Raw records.
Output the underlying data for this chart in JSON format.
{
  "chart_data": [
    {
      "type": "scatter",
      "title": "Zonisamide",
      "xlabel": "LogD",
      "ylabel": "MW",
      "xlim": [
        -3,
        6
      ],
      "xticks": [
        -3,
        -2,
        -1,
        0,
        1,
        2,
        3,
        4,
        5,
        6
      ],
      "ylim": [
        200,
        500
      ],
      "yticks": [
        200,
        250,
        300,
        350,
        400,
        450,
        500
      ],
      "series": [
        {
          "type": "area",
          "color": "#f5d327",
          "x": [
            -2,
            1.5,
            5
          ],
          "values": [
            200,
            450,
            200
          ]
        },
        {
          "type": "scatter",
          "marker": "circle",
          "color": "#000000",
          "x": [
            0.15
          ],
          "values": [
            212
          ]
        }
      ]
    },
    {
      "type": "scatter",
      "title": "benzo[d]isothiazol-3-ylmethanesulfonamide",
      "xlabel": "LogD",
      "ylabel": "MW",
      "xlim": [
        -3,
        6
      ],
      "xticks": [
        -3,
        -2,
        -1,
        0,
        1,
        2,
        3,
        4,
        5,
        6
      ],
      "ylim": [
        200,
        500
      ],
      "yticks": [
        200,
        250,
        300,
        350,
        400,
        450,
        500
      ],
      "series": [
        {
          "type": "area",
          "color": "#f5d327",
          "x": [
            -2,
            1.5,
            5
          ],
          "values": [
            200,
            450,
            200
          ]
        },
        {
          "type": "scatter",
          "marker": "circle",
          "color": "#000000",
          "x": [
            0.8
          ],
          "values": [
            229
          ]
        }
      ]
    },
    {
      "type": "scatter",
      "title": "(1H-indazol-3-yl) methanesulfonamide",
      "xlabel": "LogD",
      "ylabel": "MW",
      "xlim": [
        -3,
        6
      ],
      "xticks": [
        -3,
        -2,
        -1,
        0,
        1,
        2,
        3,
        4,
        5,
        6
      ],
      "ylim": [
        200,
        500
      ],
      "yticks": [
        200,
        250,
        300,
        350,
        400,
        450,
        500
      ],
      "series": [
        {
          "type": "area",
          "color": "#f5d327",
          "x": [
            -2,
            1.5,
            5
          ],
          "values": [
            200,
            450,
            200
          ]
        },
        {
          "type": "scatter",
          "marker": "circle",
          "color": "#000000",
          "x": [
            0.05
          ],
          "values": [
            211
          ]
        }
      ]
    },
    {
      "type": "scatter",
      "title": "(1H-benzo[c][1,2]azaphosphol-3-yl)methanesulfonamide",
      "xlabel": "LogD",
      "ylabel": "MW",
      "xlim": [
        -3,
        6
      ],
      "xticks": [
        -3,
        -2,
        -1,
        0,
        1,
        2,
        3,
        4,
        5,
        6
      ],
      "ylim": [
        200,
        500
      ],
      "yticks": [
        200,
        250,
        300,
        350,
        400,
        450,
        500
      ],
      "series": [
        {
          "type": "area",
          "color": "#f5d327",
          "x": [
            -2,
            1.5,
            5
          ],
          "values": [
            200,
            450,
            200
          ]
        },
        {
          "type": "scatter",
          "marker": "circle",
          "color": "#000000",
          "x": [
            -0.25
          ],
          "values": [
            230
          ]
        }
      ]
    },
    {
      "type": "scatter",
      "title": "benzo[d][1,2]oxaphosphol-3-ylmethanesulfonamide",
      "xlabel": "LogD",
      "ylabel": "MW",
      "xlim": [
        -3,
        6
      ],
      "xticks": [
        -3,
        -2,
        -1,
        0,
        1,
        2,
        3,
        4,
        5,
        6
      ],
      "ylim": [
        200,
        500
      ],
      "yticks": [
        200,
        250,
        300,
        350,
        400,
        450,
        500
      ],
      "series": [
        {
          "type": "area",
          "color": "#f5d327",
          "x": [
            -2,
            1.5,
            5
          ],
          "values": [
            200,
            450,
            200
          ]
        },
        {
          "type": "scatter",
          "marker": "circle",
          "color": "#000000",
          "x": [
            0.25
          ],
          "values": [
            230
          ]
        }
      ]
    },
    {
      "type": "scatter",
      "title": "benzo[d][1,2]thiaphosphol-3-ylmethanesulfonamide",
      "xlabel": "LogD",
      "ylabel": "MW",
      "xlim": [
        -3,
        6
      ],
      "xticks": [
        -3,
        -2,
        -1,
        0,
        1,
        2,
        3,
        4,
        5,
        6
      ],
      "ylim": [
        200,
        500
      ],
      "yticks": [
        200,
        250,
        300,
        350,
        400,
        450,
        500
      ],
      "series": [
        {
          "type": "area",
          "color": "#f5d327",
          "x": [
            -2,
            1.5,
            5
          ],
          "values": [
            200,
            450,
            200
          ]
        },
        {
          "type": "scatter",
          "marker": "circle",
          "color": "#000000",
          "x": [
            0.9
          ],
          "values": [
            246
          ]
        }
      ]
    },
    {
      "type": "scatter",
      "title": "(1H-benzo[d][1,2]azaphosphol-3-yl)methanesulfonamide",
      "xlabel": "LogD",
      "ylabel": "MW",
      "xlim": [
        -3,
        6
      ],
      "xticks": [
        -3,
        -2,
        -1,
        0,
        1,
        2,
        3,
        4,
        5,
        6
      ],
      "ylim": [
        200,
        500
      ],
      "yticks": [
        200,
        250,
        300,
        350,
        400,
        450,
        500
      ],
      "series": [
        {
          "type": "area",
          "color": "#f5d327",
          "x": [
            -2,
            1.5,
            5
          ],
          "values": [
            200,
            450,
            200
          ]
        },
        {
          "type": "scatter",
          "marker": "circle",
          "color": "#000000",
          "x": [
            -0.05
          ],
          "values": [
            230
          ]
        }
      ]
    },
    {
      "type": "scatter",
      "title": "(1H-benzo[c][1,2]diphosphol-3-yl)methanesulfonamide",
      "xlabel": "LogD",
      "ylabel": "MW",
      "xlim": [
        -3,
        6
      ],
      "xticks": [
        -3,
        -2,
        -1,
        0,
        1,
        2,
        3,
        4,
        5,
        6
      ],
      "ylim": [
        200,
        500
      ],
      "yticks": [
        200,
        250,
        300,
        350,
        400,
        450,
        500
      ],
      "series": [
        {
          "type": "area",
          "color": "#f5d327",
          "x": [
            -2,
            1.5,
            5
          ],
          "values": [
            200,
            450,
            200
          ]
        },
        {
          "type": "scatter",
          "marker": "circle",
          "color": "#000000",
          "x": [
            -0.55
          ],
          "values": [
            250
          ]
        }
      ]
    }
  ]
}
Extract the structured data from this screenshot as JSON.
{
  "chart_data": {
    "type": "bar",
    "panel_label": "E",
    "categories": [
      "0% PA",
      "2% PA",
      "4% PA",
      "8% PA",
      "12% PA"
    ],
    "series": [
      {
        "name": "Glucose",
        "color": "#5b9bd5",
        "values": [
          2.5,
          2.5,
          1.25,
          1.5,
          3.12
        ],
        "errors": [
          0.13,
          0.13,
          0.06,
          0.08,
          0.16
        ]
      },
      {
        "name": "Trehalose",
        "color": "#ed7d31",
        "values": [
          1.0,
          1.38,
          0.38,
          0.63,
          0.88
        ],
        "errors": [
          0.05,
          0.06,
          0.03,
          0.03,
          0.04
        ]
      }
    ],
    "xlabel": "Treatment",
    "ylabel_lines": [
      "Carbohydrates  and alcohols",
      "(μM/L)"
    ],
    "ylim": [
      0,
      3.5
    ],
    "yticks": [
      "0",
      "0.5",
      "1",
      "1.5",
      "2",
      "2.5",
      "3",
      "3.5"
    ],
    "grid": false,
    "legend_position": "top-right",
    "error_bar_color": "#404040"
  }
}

Stated problem. The records above are to be repeated exactly, in their entirety.

Finished task.
Output the underlying data for this chart in JSON format.
{
  "chart_data": [
    {
      "type": "scatter",
      "title": "Zonisamide",
      "xlabel": "LogD",
      "ylabel": "MW",
      "xlim": [
        -3,
        6
      ],
      "xticks": [
        -3,
        -2,
        -1,
        0,
        1,
        2,
        3,
        4,
        5,
        6
      ],
      "ylim": [
        200,
        500
      ],
      "yticks": [
        200,
        250,
        300,
        350,
        400,
        450,
        500
      ],
      "series": [
        {
          "type": "area",
          "color": "#f5d327",
          "x": [
            -2,
            1.5,
            5
          ],
          "values": [
            200,
            450,
            200
          ]
        },
        {
          "type": "scatter",
          "marker": "circle",
          "color": "#000000",
          "x": [
            0.15
          ],
          "values": [
            212
          ]
        }
      ]
    },
    {
      "type": "scatter",
      "title": "benzo[d]isothiazol-3-ylmethanesulfonamide",
      "xlabel": "LogD",
      "ylabel": "MW",
      "xlim": [
        -3,
        6
      ],
      "xticks": [
        -3,
        -2,
        -1,
        0,
        1,
        2,
        3,
        4,
        5,
        6
      ],
      "ylim": [
        200,
        500
      ],
      "yticks": [
        200,
        250,
        300,
        350,
        400,
        450,
        500
      ],
      "series": [
        {
          "type": "area",
          "color": "#f5d327",
          "x": [
            -2,
            1.5,
            5
          ],
          "values": [
            200,
            450,
            200
          ]
        },
        {
          "type": "scatter",
          "marker": "circle",
          "color": "#000000",
          "x": [
            0.8
          ],
          "values": [
            229
          ]
        }
      ]
    },
    {
      "type": "scatter",
      "title": "(1H-indazol-3-yl) methanesulfonamide",
      "xlabel": "LogD",
      "ylabel": "MW",
      "xlim": [
        -3,
        6
      ],
      "xticks": [
        -3,
        -2,
        -1,
        0,
        1,
        2,
        3,
        4,
        5,
        6
      ],
      "ylim": [
        200,
        500
      ],
      "yticks": [
        200,
        250,
        300,
        350,
        400,
        450,
        500
      ],
      "series": [
        {
          "type": "area",
          "color": "#f5d327",
          "x": [
            -2,
            1.5,
            5
          ],
          "values": [
            200,
            450,
            200
          ]
        },
        {
          "type": "scatter",
          "marker": "circle",
          "color": "#000000",
          "x": [
            0.05
          ],
          "values": [
            211
          ]
        }
      ]
    },
    {
      "type": "scatter",
      "title": "(1H-benzo[c][1,2]azaphosphol-3-yl)methanesulfonamide",
      "xlabel": "LogD",
      "ylabel": "MW",
      "xlim": [
        -3,
        6
      ],
      "xticks": [
        -3,
        -2,
        -1,
        0,
        1,
        2,
        3,
        4,
        5,
        6
      ],
      "ylim": [
        200,
        500
      ],
      "yticks": [
        200,
        250,
        300,
        350,
        400,
        450,
        500
      ],
      "series": [
        {
          "type": "area",
          "color": "#f5d327",
          "x": [
            -2,
            1.5,
            5
          ],
          "values": [
            200,
            450,
            200
          ]
        },
        {
          "type": "scatter",
          "marker": "circle",
          "color": "#000000",
          "x": [
            -0.25
          ],
          "values": [
            230
          ]
        }
      ]
    },
    {
      "type": "scatter",
      "title": "benzo[d][1,2]oxaphosphol-3-ylmethanesulfonamide",
      "xlabel": "LogD",
      "ylabel": "MW",
      "xlim": [
        -3,
        6
      ],
      "xticks": [
        -3,
        -2,
        -1,
        0,
        1,
        2,
        3,
        4,
        5,
        6
      ],
      "ylim": [
        200,
        500
      ],
      "yticks": [
        200,
        250,
        300,
        350,
        400,
        450,
        500
      ],
      "series": [
        {
          "type": "area",
          "color": "#f5d327",
          "x": [
            -2,
            1.5,
            5
          ],
          "values": [
            200,
            450,
            200
          ]
        },
        {
          "type": "scatter",
          "marker": "circle",
          "color": "#000000",
          "x": [
            0.25
          ],
          "values": [
            230
          ]
        }
      ]
    },
    {
      "type": "scatter",
      "title": "benzo[d][1,2]thiaphosphol-3-ylmethanesulfonamide",
      "xlabel": "LogD",
      "ylabel": "MW",
      "xlim": [
        -3,
        6
      ],
      "xticks": [
        -3,
        -2,
        -1,
        0,
        1,
        2,
        3,
        4,
        5,
        6
      ],
      "ylim": [
        200,
        500
      ],
      "yticks": [
        200,
        250,
        300,
        350,
        400,
        450,
        500
      ],
      "series": [
        {
          "type": "area",
          "color": "#f5d327",
          "x": [
            -2,
            1.5,
            5
          ],
          "values": [
            200,
            450,
            200
          ]
        },
        {
          "type": "scatter",
          "marker": "circle",
          "color": "#000000",
          "x": [
            0.9
          ],
          "values": [
            246
          ]
        }
      ]
    },
    {
      "type": "scatter",
      "title": "(1H-benzo[d][1,2]azaphosphol-3-yl)methanesulfonamide",
      "xlabel": "LogD",
      "ylabel": "MW",
      "xlim": [
        -3,
        6
      ],
      "xticks": [
        -3,
        -2,
        -1,
        0,
        1,
        2,
        3,
        4,
        5,
        6
      ],
      "ylim": [
        200,
        500
      ],
      "yticks": [
        200,
        250,
        300,
        350,
        400,
        450,
        500
      ],
      "series": [
        {
          "type": "area",
          "color": "#f5d327",
          "x": [
            -2,
            1.5,
            5
          ],
          "values": [
            200,
            450,
            200
          ]
        },
        {
          "type": "scatter",
          "marker": "circle",
          "color": "#000000",
          "x": [
            -0.05
          ],
          "values": [
            230
          ]
        }
      ]
    },
    {
      "type": "scatter",
      "title": "(1H-benzo[c][1,2]diphosphol-3-yl)methanesulfonamide",
      "xlabel": "LogD",
      "ylabel": "MW",
      "xlim": [
        -3,
        6
      ],
      "xticks": [
        -3,
        -2,
        -1,
        0,
        1,
        2,
        3,
        4,
        5,
        6
      ],
      "ylim": [
        200,
        500
      ],
      "yticks": [
        200,
        250,
        300,
        350,
        400,
        450,
        500
      ],
      "series": [
        {
          "type": "area",
          "color": "#f5d327",
          "x": [
            -2,
            1.5,
            5
          ],
          "values": [
            200,
            450,
            200
          ]
        },
        {
          "type": "scatter",
          "marker": "circle",
          "color": "#000000",
          "x": [
            -0.55
          ],
          "values": [
            250
          ]
        }
      ]
    }
  ]
}
Extract the structured data from this screenshot as JSON.
{
  "chart_data": {
    "type": "bar",
    "panel_label": "E",
    "categories": [
      "0% PA",
      "2% PA",
      "4% PA",
      "8% PA",
      "12% PA"
    ],
    "series": [
      {
        "name": "Glucose",
        "color": "#5b9bd5",
        "values": [
          2.5,
          2.5,
          1.25,
          1.5,
          3.12
        ],
        "errors": [
          0.13,
          0.13,
          0.06,
          0.08,
          0.16
        ]
      },
      {
        "name": "Trehalose",
        "color": "#ed7d31",
        "values": [
          1.0,
          1.38,
          0.38,
          0.63,
          0.88
        ],
        "errors": [
          0.05,
          0.06,
          0.03,
          0.03,
          0.04
        ]
      }
    ],
    "xlabel": "Treatment",
    "ylabel_lines": [
      "Carbohydrates  and alcohols",
      "(μM/L)"
    ],
    "ylim": [
      0,
      3.5
    ],
    "yticks": [
      "0",
      "0.5",
      "1",
      "1.5",
      "2",
      "2.5",
      "3",
      "3.5"
    ],
    "grid": false,
    "legend_position": "top-right",
    "error_bar_color": "#404040"
  }
}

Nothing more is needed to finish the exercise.